▶ _DATA PROVIDED_:
------------------------

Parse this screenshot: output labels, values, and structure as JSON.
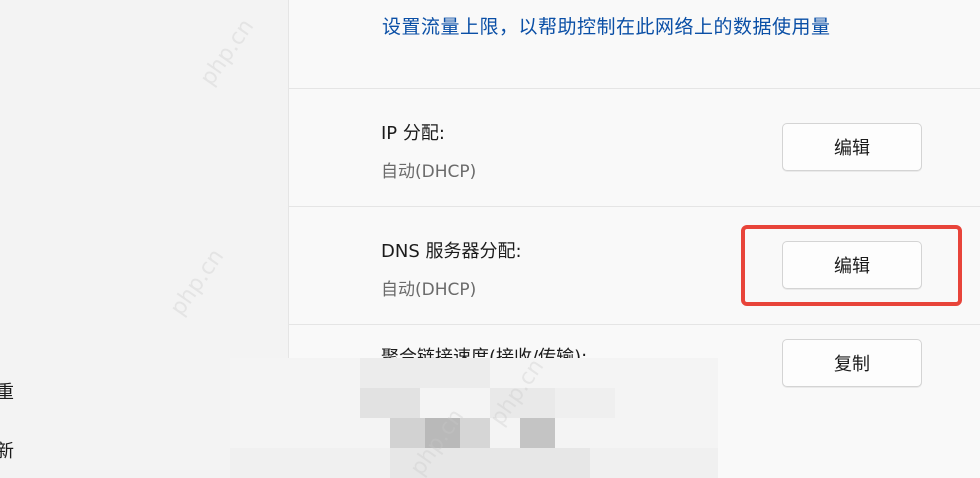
{
  "left_pane": {
    "char_1": "重",
    "char_2": "新"
  },
  "data_limit_link": "设置流量上限，以帮助控制在此网络上的数据使用量",
  "ip_assignment": {
    "label": "IP 分配:",
    "value": "自动(DHCP)",
    "button": "编辑"
  },
  "dns_assignment": {
    "label": "DNS 服务器分配:",
    "value": "自动(DHCP)",
    "button": "编辑"
  },
  "link_speed": {
    "label": "聚合链接速度(接收/传输):",
    "button": "复制"
  },
  "highlight_color": "#e8443a",
  "watermark_text": "php.cn"
}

------------------------

▶ _THE PROBLEM_:
Reproduce the entries above word for word. Pictures stay out.

▶ _SOLUTION_:
Parse this screenshot: output labels, values, and structure as JSON.
{
  "left_pane": {
    "char_1": "重",
    "char_2": "新"
  },
  "data_limit_link": "设置流量上限，以帮助控制在此网络上的数据使用量",
  "ip_assignment": {
    "label": "IP 分配:",
    "value": "自动(DHCP)",
    "button": "编辑"
  },
  "dns_assignment": {
    "label": "DNS 服务器分配:",
    "value": "自动(DHCP)",
    "button": "编辑"
  },
  "link_speed": {
    "label": "聚合链接速度(接收/传输):",
    "button": "复制"
  },
  "highlight_color": "#e8443a",
  "watermark_text": "php.cn"
}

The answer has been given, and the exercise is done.